Short task: Swap "title-text" for "heading-text" in everything from the start of the records down to the line containing "question-2-answer: C: [585, 835, 598, 854]", then write out only those lines with nothing else changed.

*-*-*

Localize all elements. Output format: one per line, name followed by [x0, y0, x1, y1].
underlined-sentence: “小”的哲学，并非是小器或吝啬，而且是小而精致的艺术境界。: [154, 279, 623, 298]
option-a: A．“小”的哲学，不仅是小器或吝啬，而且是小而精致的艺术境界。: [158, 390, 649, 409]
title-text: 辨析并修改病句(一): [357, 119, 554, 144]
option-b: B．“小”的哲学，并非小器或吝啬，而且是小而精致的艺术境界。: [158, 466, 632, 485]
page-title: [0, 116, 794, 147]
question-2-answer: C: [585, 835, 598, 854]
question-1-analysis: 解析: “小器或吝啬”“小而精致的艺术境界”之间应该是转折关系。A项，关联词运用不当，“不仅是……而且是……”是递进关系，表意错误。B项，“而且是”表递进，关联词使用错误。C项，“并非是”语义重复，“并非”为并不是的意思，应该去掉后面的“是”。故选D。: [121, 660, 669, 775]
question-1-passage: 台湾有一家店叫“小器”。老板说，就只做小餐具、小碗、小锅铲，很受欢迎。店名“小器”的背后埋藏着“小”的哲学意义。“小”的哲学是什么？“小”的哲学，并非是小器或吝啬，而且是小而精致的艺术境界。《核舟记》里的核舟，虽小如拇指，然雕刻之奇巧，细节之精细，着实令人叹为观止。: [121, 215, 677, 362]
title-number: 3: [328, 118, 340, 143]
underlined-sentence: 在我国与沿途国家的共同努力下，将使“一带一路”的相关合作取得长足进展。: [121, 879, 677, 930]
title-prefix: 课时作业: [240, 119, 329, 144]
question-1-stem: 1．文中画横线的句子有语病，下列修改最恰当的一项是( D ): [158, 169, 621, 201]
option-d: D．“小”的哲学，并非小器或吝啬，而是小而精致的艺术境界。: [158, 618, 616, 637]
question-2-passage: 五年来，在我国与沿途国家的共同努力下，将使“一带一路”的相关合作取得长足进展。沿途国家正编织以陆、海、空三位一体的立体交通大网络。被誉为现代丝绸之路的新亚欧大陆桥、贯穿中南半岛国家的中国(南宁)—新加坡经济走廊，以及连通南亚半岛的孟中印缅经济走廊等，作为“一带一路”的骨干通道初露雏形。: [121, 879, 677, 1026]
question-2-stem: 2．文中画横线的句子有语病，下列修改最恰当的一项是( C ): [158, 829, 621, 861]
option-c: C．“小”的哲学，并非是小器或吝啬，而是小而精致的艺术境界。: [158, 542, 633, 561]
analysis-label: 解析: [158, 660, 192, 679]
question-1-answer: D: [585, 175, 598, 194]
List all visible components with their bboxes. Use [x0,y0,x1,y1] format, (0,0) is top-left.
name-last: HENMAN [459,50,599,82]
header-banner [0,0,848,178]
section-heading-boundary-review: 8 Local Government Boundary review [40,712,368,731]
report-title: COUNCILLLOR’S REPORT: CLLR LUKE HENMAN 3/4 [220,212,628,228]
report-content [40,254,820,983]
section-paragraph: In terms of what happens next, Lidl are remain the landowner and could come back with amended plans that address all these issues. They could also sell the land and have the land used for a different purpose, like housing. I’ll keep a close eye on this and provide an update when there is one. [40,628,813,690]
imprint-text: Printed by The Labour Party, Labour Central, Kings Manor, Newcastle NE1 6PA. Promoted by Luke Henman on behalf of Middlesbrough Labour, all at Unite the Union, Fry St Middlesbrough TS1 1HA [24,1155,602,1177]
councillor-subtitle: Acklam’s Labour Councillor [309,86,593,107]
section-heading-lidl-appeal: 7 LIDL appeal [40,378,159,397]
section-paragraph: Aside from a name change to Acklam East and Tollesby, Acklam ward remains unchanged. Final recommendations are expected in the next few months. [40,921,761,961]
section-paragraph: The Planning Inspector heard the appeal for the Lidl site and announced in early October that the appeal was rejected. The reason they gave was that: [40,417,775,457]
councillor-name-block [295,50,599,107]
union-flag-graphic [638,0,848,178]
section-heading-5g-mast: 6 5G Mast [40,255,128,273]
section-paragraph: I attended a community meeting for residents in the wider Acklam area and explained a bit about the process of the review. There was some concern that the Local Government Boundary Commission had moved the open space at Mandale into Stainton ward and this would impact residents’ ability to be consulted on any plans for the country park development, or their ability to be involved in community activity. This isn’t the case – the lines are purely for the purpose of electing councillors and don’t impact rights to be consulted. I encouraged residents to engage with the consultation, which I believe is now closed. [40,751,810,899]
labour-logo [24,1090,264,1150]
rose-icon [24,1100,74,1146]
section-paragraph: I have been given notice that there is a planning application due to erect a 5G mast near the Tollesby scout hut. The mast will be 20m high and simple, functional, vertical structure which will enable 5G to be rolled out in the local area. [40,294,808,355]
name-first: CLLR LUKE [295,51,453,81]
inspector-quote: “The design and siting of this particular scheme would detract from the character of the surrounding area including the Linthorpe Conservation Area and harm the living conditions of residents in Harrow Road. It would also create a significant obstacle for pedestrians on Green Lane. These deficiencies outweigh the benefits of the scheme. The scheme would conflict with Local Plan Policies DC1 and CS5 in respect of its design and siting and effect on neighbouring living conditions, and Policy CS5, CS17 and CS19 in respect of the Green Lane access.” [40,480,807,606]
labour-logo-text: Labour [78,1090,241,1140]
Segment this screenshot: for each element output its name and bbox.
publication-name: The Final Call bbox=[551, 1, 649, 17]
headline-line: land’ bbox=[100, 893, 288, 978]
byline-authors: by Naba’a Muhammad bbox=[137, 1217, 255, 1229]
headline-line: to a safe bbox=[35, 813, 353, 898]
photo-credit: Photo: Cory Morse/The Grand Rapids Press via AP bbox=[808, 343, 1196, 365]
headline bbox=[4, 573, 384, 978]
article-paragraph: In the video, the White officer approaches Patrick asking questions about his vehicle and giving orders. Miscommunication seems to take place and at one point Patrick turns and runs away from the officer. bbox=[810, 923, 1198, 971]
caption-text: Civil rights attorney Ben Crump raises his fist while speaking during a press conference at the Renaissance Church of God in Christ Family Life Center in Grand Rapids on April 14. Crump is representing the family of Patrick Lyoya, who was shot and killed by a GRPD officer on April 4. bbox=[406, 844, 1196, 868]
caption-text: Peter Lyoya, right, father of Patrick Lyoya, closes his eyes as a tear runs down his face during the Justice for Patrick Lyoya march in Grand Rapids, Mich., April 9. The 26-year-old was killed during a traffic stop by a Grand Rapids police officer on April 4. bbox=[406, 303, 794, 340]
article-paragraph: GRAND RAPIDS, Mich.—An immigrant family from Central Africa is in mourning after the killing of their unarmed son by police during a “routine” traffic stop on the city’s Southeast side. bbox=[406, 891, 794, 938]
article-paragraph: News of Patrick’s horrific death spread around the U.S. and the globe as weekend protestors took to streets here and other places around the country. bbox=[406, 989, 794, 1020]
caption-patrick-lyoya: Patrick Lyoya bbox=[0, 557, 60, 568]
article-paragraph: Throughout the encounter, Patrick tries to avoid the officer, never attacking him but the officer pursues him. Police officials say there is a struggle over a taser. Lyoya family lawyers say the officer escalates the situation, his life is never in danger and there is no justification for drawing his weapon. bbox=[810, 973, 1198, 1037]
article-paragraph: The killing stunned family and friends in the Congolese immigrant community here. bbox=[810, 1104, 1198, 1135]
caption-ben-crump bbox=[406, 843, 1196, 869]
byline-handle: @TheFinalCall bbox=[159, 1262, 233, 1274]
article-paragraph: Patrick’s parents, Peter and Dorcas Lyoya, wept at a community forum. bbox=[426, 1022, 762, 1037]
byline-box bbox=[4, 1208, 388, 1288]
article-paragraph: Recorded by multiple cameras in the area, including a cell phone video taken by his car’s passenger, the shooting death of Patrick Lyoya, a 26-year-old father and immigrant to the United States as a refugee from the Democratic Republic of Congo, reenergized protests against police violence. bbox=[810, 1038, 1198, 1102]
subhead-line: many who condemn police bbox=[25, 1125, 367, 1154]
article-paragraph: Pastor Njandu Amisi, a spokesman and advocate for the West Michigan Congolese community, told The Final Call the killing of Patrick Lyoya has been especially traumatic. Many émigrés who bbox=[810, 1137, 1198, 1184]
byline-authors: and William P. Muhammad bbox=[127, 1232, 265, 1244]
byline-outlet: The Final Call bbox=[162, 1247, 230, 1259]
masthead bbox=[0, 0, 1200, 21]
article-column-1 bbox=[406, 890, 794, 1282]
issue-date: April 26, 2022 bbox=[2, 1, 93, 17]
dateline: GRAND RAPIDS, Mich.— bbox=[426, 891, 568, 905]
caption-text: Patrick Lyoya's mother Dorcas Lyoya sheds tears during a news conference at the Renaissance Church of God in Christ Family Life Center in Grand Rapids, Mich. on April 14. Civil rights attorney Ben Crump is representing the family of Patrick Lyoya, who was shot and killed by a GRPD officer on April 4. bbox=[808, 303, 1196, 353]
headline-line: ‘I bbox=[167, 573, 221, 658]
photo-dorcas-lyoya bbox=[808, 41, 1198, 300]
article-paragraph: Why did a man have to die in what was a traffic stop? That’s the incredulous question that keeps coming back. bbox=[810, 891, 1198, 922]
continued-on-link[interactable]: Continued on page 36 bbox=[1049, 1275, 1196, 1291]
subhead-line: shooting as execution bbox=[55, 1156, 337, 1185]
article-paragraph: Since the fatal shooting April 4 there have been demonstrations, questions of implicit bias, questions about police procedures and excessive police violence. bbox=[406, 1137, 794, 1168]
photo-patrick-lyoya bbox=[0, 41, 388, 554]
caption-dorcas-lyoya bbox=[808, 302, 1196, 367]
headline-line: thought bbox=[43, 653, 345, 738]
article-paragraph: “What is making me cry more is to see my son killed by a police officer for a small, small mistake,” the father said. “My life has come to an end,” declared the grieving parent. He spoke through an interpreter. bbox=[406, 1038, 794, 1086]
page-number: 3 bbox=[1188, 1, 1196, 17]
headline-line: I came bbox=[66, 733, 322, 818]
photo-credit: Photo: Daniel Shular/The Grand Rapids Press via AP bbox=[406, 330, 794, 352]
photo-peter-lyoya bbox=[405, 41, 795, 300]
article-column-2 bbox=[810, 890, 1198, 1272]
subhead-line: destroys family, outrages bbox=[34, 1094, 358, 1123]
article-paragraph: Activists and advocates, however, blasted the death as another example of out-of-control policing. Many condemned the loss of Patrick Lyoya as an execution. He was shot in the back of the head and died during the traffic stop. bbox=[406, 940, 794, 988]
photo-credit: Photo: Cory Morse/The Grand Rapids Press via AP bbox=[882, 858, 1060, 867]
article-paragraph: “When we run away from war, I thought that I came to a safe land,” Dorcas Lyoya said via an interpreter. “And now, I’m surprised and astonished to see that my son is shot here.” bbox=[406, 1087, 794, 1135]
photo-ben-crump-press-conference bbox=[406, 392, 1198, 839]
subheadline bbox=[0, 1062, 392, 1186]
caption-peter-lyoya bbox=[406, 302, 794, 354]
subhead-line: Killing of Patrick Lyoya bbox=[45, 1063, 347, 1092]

*-*-*

The completed task:
Localize all elements. Output format: one per line, name followed by [x0, y0, x1, y1].
underlined-sentence: “小”的哲学，并非是小器或吝啬，而且是小而精致的艺术境界。: [154, 279, 623, 298]
option-a: A．“小”的哲学，不仅是小器或吝啬，而且是小而精致的艺术境界。: [158, 390, 649, 409]
heading-text: 辨析并修改病句(一): [357, 119, 554, 144]
option-b: B．“小”的哲学，并非小器或吝啬，而且是小而精致的艺术境界。: [158, 466, 632, 485]
page-title: [0, 116, 794, 147]
question-2-answer: C: [585, 835, 598, 854]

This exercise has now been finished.